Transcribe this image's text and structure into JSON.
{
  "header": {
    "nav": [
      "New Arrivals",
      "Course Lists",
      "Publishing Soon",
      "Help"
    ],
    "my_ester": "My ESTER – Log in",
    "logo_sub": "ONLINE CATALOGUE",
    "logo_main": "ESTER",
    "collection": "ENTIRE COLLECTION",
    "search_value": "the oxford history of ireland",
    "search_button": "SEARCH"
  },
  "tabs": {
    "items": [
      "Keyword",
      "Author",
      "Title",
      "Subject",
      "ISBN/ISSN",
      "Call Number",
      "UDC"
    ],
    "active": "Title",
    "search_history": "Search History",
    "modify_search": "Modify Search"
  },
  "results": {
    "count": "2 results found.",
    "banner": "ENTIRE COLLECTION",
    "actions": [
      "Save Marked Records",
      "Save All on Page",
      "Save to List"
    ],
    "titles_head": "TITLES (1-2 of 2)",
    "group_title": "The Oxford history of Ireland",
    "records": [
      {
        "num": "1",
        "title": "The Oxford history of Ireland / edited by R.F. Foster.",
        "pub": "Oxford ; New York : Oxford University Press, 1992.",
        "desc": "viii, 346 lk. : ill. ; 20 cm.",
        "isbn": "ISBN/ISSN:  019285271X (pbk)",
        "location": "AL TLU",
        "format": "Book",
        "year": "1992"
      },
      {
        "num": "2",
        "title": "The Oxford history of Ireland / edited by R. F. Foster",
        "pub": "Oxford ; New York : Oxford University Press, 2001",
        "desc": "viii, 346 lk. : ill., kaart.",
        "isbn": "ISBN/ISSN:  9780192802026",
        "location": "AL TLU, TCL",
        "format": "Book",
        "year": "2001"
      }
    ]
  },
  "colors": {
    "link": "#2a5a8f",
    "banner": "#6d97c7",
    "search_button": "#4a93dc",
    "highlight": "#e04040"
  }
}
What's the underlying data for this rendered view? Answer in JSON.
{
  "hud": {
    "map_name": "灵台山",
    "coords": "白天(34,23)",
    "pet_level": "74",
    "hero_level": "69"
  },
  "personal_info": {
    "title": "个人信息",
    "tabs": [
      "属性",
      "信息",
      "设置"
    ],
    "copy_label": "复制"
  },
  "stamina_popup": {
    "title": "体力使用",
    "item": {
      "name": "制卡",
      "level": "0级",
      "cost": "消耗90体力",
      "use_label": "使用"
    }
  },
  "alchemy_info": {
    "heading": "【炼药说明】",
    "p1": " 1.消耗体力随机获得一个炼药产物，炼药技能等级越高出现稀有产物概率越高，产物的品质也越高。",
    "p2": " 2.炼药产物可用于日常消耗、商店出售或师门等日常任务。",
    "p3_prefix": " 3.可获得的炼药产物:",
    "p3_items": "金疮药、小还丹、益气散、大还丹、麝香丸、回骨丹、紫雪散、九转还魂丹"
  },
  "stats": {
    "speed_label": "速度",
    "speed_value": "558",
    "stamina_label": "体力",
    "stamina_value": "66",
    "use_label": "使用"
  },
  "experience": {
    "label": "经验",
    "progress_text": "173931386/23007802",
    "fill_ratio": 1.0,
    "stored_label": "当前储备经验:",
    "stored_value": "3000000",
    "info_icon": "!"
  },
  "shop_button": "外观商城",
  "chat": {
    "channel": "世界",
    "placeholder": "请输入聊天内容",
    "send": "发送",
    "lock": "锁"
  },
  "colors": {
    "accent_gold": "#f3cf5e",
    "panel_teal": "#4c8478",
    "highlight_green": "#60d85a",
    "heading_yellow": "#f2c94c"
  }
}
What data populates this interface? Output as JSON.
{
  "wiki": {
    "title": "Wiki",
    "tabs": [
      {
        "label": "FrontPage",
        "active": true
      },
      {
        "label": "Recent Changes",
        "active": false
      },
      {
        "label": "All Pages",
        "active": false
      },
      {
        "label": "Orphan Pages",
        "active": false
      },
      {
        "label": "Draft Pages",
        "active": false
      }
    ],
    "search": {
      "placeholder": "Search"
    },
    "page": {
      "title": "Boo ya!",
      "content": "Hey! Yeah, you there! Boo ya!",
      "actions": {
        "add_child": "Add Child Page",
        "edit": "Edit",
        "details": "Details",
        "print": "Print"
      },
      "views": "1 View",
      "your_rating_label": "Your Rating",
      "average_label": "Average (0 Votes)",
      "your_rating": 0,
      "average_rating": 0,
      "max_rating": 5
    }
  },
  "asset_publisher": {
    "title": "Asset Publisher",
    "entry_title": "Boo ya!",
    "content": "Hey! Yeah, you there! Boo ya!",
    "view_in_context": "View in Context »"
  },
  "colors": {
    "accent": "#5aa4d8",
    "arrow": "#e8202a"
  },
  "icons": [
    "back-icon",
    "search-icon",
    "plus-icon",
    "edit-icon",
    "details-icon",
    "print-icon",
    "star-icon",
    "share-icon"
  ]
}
+-------+
Each line above must be reproduced exactly as it stands.

_Solution to this task_
Transcribe this image's text and structure into JSON.
{
  "header": {
    "nav": [
      "New Arrivals",
      "Course Lists",
      "Publishing Soon",
      "Help"
    ],
    "my_ester": "My ESTER – Log in",
    "logo_sub": "ONLINE CATALOGUE",
    "logo_main": "ESTER",
    "collection": "ENTIRE COLLECTION",
    "search_value": "the oxford history of ireland",
    "search_button": "SEARCH"
  },
  "tabs": {
    "items": [
      "Keyword",
      "Author",
      "Title",
      "Subject",
      "ISBN/ISSN",
      "Call Number",
      "UDC"
    ],
    "active": "Title",
    "search_history": "Search History",
    "modify_search": "Modify Search"
  },
  "results": {
    "count": "2 results found.",
    "banner": "ENTIRE COLLECTION",
    "actions": [
      "Save Marked Records",
      "Save All on Page",
      "Save to List"
    ],
    "titles_head": "TITLES (1-2 of 2)",
    "group_title": "The Oxford history of Ireland",
    "records": [
      {
        "num": "1",
        "title": "The Oxford history of Ireland / edited by R.F. Foster.",
        "pub": "Oxford ; New York : Oxford University Press, 1992.",
        "desc": "viii, 346 lk. : ill. ; 20 cm.",
        "isbn": "ISBN/ISSN:  019285271X (pbk)",
        "location": "AL TLU",
        "format": "Book",
        "year": "1992"
      },
      {
        "num": "2",
        "title": "The Oxford history of Ireland / edited by R. F. Foster",
        "pub": "Oxford ; New York : Oxford University Press, 2001",
        "desc": "viii, 346 lk. : ill., kaart.",
        "isbn": "ISBN/ISSN:  9780192802026",
        "location": "AL TLU, TCL",
        "format": "Book",
        "year": "2001"
      }
    ]
  },
  "colors": {
    "link": "#2a5a8f",
    "banner": "#6d97c7",
    "search_button": "#4a93dc",
    "highlight": "#e04040"
  }
}
What's the underlying data for this rendered view? Answer in JSON.
{
  "hud": {
    "map_name": "灵台山",
    "coords": "白天(34,23)",
    "pet_level": "74",
    "hero_level": "69"
  },
  "personal_info": {
    "title": "个人信息",
    "tabs": [
      "属性",
      "信息",
      "设置"
    ],
    "copy_label": "复制"
  },
  "stamina_popup": {
    "title": "体力使用",
    "item": {
      "name": "制卡",
      "level": "0级",
      "cost": "消耗90体力",
      "use_label": "使用"
    }
  },
  "alchemy_info": {
    "heading": "【炼药说明】",
    "p1": " 1.消耗体力随机获得一个炼药产物，炼药技能等级越高出现稀有产物概率越高，产物的品质也越高。",
    "p2": " 2.炼药产物可用于日常消耗、商店出售或师门等日常任务。",
    "p3_prefix": " 3.可获得的炼药产物:",
    "p3_items": "金疮药、小还丹、益气散、大还丹、麝香丸、回骨丹、紫雪散、九转还魂丹"
  },
  "stats": {
    "speed_label": "速度",
    "speed_value": "558",
    "stamina_label": "体力",
    "stamina_value": "66",
    "use_label": "使用"
  },
  "experience": {
    "label": "经验",
    "progress_text": "173931386/23007802",
    "fill_ratio": 1.0,
    "stored_label": "当前储备经验:",
    "stored_value": "3000000",
    "info_icon": "!"
  },
  "shop_button": "外观商城",
  "chat": {
    "channel": "世界",
    "placeholder": "请输入聊天内容",
    "send": "发送",
    "lock": "锁"
  },
  "colors": {
    "accent_gold": "#f3cf5e",
    "panel_teal": "#4c8478",
    "highlight_green": "#60d85a",
    "heading_yellow": "#f2c94c"
  }
}
What data populates this interface? Output as JSON.
{
  "wiki": {
    "title": "Wiki",
    "tabs": [
      {
        "label": "FrontPage",
        "active": true
      },
      {
        "label": "Recent Changes",
        "active": false
      },
      {
        "label": "All Pages",
        "active": false
      },
      {
        "label": "Orphan Pages",
        "active": false
      },
      {
        "label": "Draft Pages",
        "active": false
      }
    ],
    "search": {
      "placeholder": "Search"
    },
    "page": {
      "title": "Boo ya!",
      "content": "Hey! Yeah, you there! Boo ya!",
      "actions": {
        "add_child": "Add Child Page",
        "edit": "Edit",
        "details": "Details",
        "print": "Print"
      },
      "views": "1 View",
      "your_rating_label": "Your Rating",
      "average_label": "Average (0 Votes)",
      "your_rating": 0,
      "average_rating": 0,
      "max_rating": 5
    }
  },
  "asset_publisher": {
    "title": "Asset Publisher",
    "entry_title": "Boo ya!",
    "content": "Hey! Yeah, you there! Boo ya!",
    "view_in_context": "View in Context »"
  },
  "colors": {
    "accent": "#5aa4d8",
    "arrow": "#e8202a"
  },
  "icons": [
    "back-icon",
    "search-icon",
    "plus-icon",
    "edit-icon",
    "details-icon",
    "print-icon",
    "star-icon",
    "share-icon"
  ]
}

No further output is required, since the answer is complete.